# Given request
In the listing below, how many lines contain the word "preceding"? Please respond with the number only.

# Material for this exercise

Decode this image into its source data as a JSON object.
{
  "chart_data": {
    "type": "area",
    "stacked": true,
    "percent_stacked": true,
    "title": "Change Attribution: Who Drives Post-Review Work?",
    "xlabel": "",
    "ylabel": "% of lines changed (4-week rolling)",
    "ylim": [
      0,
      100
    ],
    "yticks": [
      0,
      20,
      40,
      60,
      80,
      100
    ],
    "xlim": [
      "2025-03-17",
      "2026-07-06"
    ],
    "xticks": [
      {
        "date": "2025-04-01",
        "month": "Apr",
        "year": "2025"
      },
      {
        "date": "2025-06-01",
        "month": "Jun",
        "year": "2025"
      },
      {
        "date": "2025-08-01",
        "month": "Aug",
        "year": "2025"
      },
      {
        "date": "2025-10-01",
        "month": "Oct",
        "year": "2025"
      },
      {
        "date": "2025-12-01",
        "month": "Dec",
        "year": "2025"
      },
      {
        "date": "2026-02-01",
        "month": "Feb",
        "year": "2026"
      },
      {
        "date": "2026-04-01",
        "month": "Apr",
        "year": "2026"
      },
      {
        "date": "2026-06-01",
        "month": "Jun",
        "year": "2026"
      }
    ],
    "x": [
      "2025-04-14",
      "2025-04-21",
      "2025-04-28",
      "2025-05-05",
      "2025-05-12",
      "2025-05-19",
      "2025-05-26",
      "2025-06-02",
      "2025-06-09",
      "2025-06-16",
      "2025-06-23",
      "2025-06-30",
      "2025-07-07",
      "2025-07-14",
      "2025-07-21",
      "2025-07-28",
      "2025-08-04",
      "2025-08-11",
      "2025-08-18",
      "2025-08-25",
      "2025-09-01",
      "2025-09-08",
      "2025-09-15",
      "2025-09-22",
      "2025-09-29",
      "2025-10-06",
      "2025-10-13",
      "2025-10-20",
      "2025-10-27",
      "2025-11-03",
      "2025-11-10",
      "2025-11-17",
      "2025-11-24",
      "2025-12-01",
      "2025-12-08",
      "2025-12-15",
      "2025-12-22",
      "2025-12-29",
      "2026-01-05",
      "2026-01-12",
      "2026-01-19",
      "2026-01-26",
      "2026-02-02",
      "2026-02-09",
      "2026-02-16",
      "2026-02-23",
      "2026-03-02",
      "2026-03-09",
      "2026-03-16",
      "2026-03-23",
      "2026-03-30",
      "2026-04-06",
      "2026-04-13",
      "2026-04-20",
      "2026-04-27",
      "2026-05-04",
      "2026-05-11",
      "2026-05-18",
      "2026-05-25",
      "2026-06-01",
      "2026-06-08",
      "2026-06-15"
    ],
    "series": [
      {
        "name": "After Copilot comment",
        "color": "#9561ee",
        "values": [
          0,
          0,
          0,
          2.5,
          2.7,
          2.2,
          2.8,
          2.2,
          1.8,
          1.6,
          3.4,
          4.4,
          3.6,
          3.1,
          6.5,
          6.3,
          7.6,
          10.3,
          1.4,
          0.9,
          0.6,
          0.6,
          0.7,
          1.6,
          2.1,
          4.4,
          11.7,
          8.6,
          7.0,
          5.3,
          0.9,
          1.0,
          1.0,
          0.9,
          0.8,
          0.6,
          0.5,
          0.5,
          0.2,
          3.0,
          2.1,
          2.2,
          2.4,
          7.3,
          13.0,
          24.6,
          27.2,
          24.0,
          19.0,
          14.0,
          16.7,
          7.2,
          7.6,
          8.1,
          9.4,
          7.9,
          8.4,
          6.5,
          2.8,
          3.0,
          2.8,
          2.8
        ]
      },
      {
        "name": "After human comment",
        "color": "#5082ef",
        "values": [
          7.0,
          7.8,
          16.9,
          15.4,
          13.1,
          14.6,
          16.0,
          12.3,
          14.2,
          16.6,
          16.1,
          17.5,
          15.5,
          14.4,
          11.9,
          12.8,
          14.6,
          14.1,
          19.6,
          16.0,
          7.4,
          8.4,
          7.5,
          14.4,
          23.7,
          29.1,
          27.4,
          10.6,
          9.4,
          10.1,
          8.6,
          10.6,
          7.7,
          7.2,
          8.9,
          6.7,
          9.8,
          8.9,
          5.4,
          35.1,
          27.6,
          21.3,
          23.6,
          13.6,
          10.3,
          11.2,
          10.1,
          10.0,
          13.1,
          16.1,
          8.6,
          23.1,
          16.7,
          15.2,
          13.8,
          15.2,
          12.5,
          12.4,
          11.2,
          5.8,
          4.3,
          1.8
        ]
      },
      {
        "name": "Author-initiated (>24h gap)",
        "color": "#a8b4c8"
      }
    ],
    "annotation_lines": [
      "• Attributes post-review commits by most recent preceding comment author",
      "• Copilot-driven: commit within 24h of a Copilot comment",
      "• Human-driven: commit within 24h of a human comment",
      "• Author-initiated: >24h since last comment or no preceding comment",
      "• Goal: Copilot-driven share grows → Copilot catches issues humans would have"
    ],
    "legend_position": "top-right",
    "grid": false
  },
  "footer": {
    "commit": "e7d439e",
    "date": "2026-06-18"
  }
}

# Response for this exercise
2